─── TEXTE FOURNI ───

Les auteurs invités sont Louis Favreau, Lucie Fréchette et René Lachapelle
C’est en septembre 2008 que l’UQO recevait 375 personnes dans le cadre d’une conférence internationale sur les initiatives des communautés locales et sur le renouvellement des États sociaux au Sud comme au Nord. L’ouvrage Sortir du capitalisme : un new deal écologique et social et ces extraits s’inspirent de cette conférence. Dans la même veine, s’ouvrira, en septembre prochain à Lévis (les 22 et 23), une conférence internationale du mouvement coopératif lequel convie d’autres mouvements sur un sujet qui lui est très apparenté : Quel projet de société pour demain ? Coopératives, mutuelles et territoires. Enjeux, défis et alternatives ? L’air du temps de la crise globale du capitalisme appelle une réflexion nouvelle sur l’avenir que nous voulons bâtir. Voici donc quelques extraits de cet ouvrage.
Le 20e siècle a vu surgir un « new deal » entre le capitalisme et le mouvement ouvrier, ouvrant ainsi une série de compromis qui ont sorti les pays du Nord du capitalisme sauvage au bénéfice de régulations sociales, notamment la reconnaissance de la légitimité des mouvements sociaux : mouvement des travailleurs, organisations de producteurs agricoles, mouvement coopératif et mutualiste ainsi que des associations de consommateurs. La mobilisation de ces mouvements et les régulations mises en place ont permis de transformer la condition ouvrière en condition salariale permettant à tous les travailleurs de disposer d’une citoyenneté, avec les pleins droits que cela confère, et d’une protection sociale de base universelle.
Et si on allait vers un new deal écologique et social à l’échelle de la planète. Autrement dit, si le 20ième siècle d’« une nouvelle utopie, une sorte de New Deal écologique, d’une entente générale entre les États visant un développement durable mais cette fois-ci à l’échelle mondiale ». Tels sont les propos que tient depuis quelques années Alain Lipietz, économiste et chercheur au CNRS, député pendant 10 ans au Parlement européen et figure bien connue du Parti vert en France. Il ne suffit pas en effet d’agir localement et de penser globalement. Il faut aussi agir globalement. Un new deal écologique et social implique beaucoup de choses, comme l’annulation de la dette des pays les plus pauvres, le développement sans précédent d’un commerce international de produits écologiquement sains dont le commerce équitable n’est qu’une amorce, la protection de la biodiversité à l’échelle de la planète par un organisme international doté de pouvoirs afférents, la démocratisation de l’économie, son virage au vert, le renforcement des États sociaux, une solidarité internationale accrue, une lutte contre la concentration des activités économiques dans quelques grands centres urbains par le développement des économies des régions, etc. Il s’agit donc bien d’une action collective de longue durée. Le changement ne peut venir d’un seul coup. C’est là le défi de ce siècle.

───

CONSIGNE ÉCRITE 1:
Recopiez fidèlement le passage du texte sur le new deal écologique et social qui va de « Le 20e siècle » jusqu'à « de base universelle. ».

─── ENREGISTREMENTS À TRAITER ───

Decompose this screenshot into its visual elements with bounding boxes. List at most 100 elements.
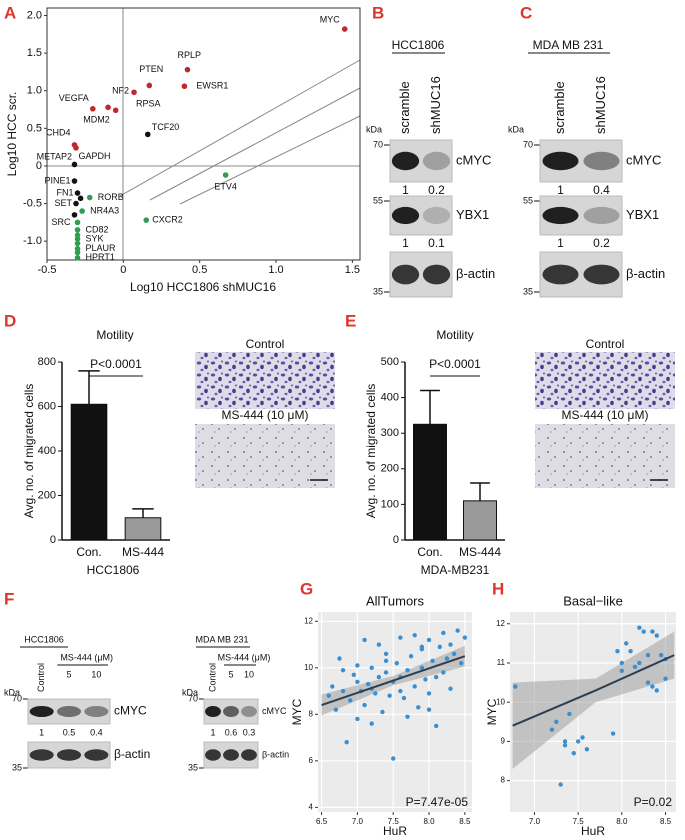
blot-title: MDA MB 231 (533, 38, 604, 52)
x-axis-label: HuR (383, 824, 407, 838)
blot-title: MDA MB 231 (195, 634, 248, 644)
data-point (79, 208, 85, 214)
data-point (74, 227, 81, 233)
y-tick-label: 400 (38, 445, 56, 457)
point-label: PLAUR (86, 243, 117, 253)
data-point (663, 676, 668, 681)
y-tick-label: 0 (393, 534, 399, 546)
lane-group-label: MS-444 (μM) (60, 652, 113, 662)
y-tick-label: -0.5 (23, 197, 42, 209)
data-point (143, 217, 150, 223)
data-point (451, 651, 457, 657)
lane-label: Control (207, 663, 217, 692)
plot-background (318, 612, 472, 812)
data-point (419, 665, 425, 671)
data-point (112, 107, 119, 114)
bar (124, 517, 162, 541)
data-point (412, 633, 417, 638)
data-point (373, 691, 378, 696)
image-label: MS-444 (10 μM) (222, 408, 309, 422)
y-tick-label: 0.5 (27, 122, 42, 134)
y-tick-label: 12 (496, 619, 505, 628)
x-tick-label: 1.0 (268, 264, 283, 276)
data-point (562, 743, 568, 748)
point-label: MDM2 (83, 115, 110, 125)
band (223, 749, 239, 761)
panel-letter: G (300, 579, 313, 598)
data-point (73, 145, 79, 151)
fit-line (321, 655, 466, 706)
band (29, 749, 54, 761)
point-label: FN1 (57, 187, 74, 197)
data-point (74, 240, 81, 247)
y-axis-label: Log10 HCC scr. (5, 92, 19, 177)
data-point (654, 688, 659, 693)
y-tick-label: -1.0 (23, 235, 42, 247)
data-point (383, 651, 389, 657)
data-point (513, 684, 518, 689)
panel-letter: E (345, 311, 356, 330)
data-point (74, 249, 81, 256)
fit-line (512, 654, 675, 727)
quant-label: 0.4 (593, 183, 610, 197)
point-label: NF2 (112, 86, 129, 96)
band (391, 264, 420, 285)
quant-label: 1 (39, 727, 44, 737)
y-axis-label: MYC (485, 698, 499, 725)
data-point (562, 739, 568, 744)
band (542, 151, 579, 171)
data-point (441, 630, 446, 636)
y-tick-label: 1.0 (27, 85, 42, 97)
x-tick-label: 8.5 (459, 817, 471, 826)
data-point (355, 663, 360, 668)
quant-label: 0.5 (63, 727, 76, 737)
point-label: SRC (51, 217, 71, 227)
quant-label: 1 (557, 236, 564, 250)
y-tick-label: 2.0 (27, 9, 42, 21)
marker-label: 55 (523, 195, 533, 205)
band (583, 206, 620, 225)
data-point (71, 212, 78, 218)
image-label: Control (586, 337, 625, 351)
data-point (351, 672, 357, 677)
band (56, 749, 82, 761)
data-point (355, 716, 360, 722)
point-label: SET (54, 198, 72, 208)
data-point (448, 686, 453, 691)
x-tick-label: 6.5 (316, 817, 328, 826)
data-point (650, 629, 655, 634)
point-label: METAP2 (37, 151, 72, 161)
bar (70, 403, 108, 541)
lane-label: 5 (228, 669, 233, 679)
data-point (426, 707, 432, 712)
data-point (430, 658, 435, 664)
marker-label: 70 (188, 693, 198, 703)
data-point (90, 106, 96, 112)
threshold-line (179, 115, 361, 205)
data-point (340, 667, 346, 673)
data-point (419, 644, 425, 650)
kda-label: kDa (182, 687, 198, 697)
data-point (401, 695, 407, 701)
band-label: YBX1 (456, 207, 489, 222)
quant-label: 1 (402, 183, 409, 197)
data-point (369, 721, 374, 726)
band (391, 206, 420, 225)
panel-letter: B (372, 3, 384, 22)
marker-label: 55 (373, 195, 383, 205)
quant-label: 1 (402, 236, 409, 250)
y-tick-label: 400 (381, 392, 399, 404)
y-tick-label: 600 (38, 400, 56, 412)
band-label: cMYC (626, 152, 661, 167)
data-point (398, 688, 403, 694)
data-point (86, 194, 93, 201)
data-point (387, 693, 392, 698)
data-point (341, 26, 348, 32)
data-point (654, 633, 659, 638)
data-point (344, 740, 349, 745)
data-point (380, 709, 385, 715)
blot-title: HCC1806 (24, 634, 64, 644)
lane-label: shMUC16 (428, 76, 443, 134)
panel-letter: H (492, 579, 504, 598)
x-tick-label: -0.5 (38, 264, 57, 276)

───

CONSIGNE ÉCRITE 2:
Mettez sous forme de liste JSON de chaînes les lignes des enregistrements qui vont de celle contenant « blot-title: MDA MB 231 (533, 38, 604, 52) » jusqu'à celle contenant « point-label: NF2 (112, 86, 129, 96) », ces deux lignes comprises. Donnez une chaîne par ligne et omettez les lignes vides.

RÉSULTAT ATTENDU 1:
Le 20e siècle a vu surgir un « new deal » entre le capitalisme et le mouvement ouvrier, ouvrant ainsi une série de compromis qui ont sorti les pays du Nord du capitalisme sauvage au bénéfice de régulations sociales, notamment la reconnaissance de la légitimité des mouvements sociaux : mouvement des travailleurs, organisations de producteurs agricoles, mouvement coopératif et mutualiste ainsi que des associations de consommateurs. La mobilisation de ces mouvements et les régulations mises en place ont permis de transformer la condition ouvrière en condition salariale permettant à tous les travailleurs de disposer d’une citoyenneté, avec les pleins droits que cela confère, et d’une protection sociale de base universelle.

RÉSULTAT ATTENDU 2:
[
  "blot-title: MDA MB 231 (533, 38, 604, 52)",
  "x-axis-label: HuR (383, 824, 407, 838)",
  "blot-title: MDA MB 231 (195, 634, 248, 644)",
  "data-point (79, 208, 85, 214)",
  "data-point (74, 227, 81, 233)",
  "y-tick-label: 400 (38, 445, 56, 457)",
  "point-label: PLAUR (86, 243, 117, 253)",
  "data-point (663, 676, 668, 681)",
  "y-tick-label: 0 (393, 534, 399, 546)",
  "lane-group-label: MS-444 (μM) (60, 652, 113, 662)",
  "y-tick-label: -0.5 (23, 197, 42, 209)",
  "data-point (143, 217, 150, 223)",
  "data-point (451, 651, 457, 657)",
  "lane-label: Control (207, 663, 217, 692)",
  "plot-background (318, 612, 472, 812)",
  "data-point (419, 665, 425, 671)",
  "data-point (112, 107, 119, 114)",
  "bar (124, 517, 162, 541)",
  "data-point (412, 633, 417, 638)",
  "data-point (373, 691, 378, 696)",
  "image-label: MS-444 (10 μM) (222, 408, 309, 422)",
  "y-tick-label: 0.5 (27, 122, 42, 134)",
  "y-tick-label: 12 (496, 619, 505, 628)",
  "x-tick-label: 1.0 (268, 264, 283, 276)",
  "data-point (562, 743, 568, 748)",
  "point-label: MDM2 (83, 115, 110, 125)",
  "band (223, 749, 239, 761)",
  "panel-letter: G (300, 579, 313, 598)",
  "data-point (73, 145, 79, 151)",
  "fit-line (321, 655, 466, 706)",
  "band (29, 749, 54, 761)",
  "point-label: FN1 (57, 187, 74, 197)",
  "data-point (74, 240, 81, 247)",
  "y-axis-label: Log10 HCC scr. (5, 92, 19, 177)",
  "data-point (654, 688, 659, 693)",
  "y-tick-label: -1.0 (23, 235, 42, 247)",
  "data-point (383, 651, 389, 657)",
  "data-point (513, 684, 518, 689)",
  "panel-letter: E (345, 311, 356, 330)",
  "data-point (74, 249, 81, 256)",
  "fit-line (512, 654, 675, 727)",
  "quant-label: 0.4 (593, 183, 610, 197)",
  "point-label: NF2 (112, 86, 129, 96)"
]